- **AVAILABLE DATA**:
◇ ◇ ◇
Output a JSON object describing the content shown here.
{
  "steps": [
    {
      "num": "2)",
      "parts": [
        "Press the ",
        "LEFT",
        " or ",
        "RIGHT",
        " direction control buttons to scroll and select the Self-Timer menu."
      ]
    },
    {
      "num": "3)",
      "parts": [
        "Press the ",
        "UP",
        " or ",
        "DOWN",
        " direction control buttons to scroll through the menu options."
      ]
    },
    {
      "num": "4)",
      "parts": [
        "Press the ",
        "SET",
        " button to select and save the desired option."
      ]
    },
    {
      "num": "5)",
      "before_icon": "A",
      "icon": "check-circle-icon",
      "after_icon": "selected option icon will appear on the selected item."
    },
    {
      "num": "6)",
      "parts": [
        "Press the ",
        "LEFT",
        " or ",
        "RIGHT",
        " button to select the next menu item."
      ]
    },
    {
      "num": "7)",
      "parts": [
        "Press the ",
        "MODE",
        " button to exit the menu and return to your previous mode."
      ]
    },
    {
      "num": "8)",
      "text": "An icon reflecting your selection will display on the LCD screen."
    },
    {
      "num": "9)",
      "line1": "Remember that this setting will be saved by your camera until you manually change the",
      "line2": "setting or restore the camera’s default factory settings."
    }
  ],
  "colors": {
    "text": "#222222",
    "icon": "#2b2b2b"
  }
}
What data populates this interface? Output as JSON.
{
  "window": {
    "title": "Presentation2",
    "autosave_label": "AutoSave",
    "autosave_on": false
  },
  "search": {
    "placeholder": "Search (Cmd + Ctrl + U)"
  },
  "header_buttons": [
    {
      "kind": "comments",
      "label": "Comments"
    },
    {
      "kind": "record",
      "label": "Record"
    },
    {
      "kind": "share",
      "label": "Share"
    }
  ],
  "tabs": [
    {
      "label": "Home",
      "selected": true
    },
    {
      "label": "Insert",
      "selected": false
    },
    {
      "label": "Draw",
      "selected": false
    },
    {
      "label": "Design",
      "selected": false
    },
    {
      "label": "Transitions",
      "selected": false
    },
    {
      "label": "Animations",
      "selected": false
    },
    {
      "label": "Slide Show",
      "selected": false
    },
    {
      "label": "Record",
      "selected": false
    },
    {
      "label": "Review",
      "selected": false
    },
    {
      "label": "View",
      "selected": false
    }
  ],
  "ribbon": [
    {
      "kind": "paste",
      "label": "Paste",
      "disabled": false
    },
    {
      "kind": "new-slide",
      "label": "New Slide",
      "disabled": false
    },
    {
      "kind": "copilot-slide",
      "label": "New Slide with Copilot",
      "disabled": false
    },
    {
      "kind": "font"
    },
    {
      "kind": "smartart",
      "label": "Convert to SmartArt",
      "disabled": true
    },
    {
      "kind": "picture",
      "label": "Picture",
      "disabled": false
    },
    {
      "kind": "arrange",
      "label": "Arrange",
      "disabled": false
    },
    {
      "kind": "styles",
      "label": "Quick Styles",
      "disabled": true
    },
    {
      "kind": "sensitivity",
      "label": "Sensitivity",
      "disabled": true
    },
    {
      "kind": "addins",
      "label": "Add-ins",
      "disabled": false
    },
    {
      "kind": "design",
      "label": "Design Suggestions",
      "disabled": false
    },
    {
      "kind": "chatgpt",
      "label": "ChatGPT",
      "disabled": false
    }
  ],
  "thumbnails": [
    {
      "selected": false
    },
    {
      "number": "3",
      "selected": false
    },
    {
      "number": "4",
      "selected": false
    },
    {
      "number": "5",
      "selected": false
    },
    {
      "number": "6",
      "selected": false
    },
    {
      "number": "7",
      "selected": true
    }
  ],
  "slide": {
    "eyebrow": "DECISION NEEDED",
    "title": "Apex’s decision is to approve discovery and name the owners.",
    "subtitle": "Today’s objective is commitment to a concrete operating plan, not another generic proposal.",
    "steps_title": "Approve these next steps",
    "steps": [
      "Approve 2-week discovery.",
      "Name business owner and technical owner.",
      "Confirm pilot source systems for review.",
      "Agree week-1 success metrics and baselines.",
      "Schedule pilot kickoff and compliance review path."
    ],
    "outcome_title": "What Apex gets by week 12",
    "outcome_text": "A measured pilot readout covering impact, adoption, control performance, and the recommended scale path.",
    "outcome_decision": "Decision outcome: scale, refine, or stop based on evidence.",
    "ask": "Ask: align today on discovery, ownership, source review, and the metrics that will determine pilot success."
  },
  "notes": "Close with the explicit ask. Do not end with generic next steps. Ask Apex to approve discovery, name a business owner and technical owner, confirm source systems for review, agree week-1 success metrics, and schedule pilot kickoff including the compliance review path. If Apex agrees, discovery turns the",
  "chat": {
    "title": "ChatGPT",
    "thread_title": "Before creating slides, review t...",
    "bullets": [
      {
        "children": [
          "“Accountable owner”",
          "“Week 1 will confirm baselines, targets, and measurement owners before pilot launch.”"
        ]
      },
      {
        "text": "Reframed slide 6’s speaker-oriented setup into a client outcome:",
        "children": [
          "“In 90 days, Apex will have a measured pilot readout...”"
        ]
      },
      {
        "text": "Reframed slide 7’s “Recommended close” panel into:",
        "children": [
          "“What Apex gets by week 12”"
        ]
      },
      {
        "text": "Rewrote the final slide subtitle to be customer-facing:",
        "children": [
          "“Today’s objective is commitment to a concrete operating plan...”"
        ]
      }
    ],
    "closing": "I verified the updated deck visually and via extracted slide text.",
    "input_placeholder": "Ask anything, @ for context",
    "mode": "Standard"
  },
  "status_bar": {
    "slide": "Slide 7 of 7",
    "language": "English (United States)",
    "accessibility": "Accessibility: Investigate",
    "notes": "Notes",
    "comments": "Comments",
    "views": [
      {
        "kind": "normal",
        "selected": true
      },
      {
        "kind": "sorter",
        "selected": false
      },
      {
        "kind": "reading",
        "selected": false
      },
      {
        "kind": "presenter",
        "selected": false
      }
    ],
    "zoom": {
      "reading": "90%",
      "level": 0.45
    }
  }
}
◇ ◇ ◇
- **DESCRIPTION OF THE TASK**:
Return the listing above in its exact form.

- **EXERCISE RESULT**:
Output a JSON object describing the content shown here.
{
  "steps": [
    {
      "num": "2)",
      "parts": [
        "Press the ",
        "LEFT",
        " or ",
        "RIGHT",
        " direction control buttons to scroll and select the Self-Timer menu."
      ]
    },
    {
      "num": "3)",
      "parts": [
        "Press the ",
        "UP",
        " or ",
        "DOWN",
        " direction control buttons to scroll through the menu options."
      ]
    },
    {
      "num": "4)",
      "parts": [
        "Press the ",
        "SET",
        " button to select and save the desired option."
      ]
    },
    {
      "num": "5)",
      "before_icon": "A",
      "icon": "check-circle-icon",
      "after_icon": "selected option icon will appear on the selected item."
    },
    {
      "num": "6)",
      "parts": [
        "Press the ",
        "LEFT",
        " or ",
        "RIGHT",
        " button to select the next menu item."
      ]
    },
    {
      "num": "7)",
      "parts": [
        "Press the ",
        "MODE",
        " button to exit the menu and return to your previous mode."
      ]
    },
    {
      "num": "8)",
      "text": "An icon reflecting your selection will display on the LCD screen."
    },
    {
      "num": "9)",
      "line1": "Remember that this setting will be saved by your camera until you manually change the",
      "line2": "setting or restore the camera’s default factory settings."
    }
  ],
  "colors": {
    "text": "#222222",
    "icon": "#2b2b2b"
  }
}
What data populates this interface? Output as JSON.
{
  "window": {
    "title": "Presentation2",
    "autosave_label": "AutoSave",
    "autosave_on": false
  },
  "search": {
    "placeholder": "Search (Cmd + Ctrl + U)"
  },
  "header_buttons": [
    {
      "kind": "comments",
      "label": "Comments"
    },
    {
      "kind": "record",
      "label": "Record"
    },
    {
      "kind": "share",
      "label": "Share"
    }
  ],
  "tabs": [
    {
      "label": "Home",
      "selected": true
    },
    {
      "label": "Insert",
      "selected": false
    },
    {
      "label": "Draw",
      "selected": false
    },
    {
      "label": "Design",
      "selected": false
    },
    {
      "label": "Transitions",
      "selected": false
    },
    {
      "label": "Animations",
      "selected": false
    },
    {
      "label": "Slide Show",
      "selected": false
    },
    {
      "label": "Record",
      "selected": false
    },
    {
      "label": "Review",
      "selected": false
    },
    {
      "label": "View",
      "selected": false
    }
  ],
  "ribbon": [
    {
      "kind": "paste",
      "label": "Paste",
      "disabled": false
    },
    {
      "kind": "new-slide",
      "label": "New Slide",
      "disabled": false
    },
    {
      "kind": "copilot-slide",
      "label": "New Slide with Copilot",
      "disabled": false
    },
    {
      "kind": "font"
    },
    {
      "kind": "smartart",
      "label": "Convert to SmartArt",
      "disabled": true
    },
    {
      "kind": "picture",
      "label": "Picture",
      "disabled": false
    },
    {
      "kind": "arrange",
      "label": "Arrange",
      "disabled": false
    },
    {
      "kind": "styles",
      "label": "Quick Styles",
      "disabled": true
    },
    {
      "kind": "sensitivity",
      "label": "Sensitivity",
      "disabled": true
    },
    {
      "kind": "addins",
      "label": "Add-ins",
      "disabled": false
    },
    {
      "kind": "design",
      "label": "Design Suggestions",
      "disabled": false
    },
    {
      "kind": "chatgpt",
      "label": "ChatGPT",
      "disabled": false
    }
  ],
  "thumbnails": [
    {
      "selected": false
    },
    {
      "number": "3",
      "selected": false
    },
    {
      "number": "4",
      "selected": false
    },
    {
      "number": "5",
      "selected": false
    },
    {
      "number": "6",
      "selected": false
    },
    {
      "number": "7",
      "selected": true
    }
  ],
  "slide": {
    "eyebrow": "DECISION NEEDED",
    "title": "Apex’s decision is to approve discovery and name the owners.",
    "subtitle": "Today’s objective is commitment to a concrete operating plan, not another generic proposal.",
    "steps_title": "Approve these next steps",
    "steps": [
      "Approve 2-week discovery.",
      "Name business owner and technical owner.",
      "Confirm pilot source systems for review.",
      "Agree week-1 success metrics and baselines.",
      "Schedule pilot kickoff and compliance review path."
    ],
    "outcome_title": "What Apex gets by week 12",
    "outcome_text": "A measured pilot readout covering impact, adoption, control performance, and the recommended scale path.",
    "outcome_decision": "Decision outcome: scale, refine, or stop based on evidence.",
    "ask": "Ask: align today on discovery, ownership, source review, and the metrics that will determine pilot success."
  },
  "notes": "Close with the explicit ask. Do not end with generic next steps. Ask Apex to approve discovery, name a business owner and technical owner, confirm source systems for review, agree week-1 success metrics, and schedule pilot kickoff including the compliance review path. If Apex agrees, discovery turns the",
  "chat": {
    "title": "ChatGPT",
    "thread_title": "Before creating slides, review t...",
    "bullets": [
      {
        "children": [
          "“Accountable owner”",
          "“Week 1 will confirm baselines, targets, and measurement owners before pilot launch.”"
        ]
      },
      {
        "text": "Reframed slide 6’s speaker-oriented setup into a client outcome:",
        "children": [
          "“In 90 days, Apex will have a measured pilot readout...”"
        ]
      },
      {
        "text": "Reframed slide 7’s “Recommended close” panel into:",
        "children": [
          "“What Apex gets by week 12”"
        ]
      },
      {
        "text": "Rewrote the final slide subtitle to be customer-facing:",
        "children": [
          "“Today’s objective is commitment to a concrete operating plan...”"
        ]
      }
    ],
    "closing": "I verified the updated deck visually and via extracted slide text.",
    "input_placeholder": "Ask anything, @ for context",
    "mode": "Standard"
  },
  "status_bar": {
    "slide": "Slide 7 of 7",
    "language": "English (United States)",
    "accessibility": "Accessibility: Investigate",
    "notes": "Notes",
    "comments": "Comments",
    "views": [
      {
        "kind": "normal",
        "selected": true
      },
      {
        "kind": "sorter",
        "selected": false
      },
      {
        "kind": "reading",
        "selected": false
      },
      {
        "kind": "presenter",
        "selected": false
      }
    ],
    "zoom": {
      "reading": "90%",
      "level": 0.45
    }
  }
}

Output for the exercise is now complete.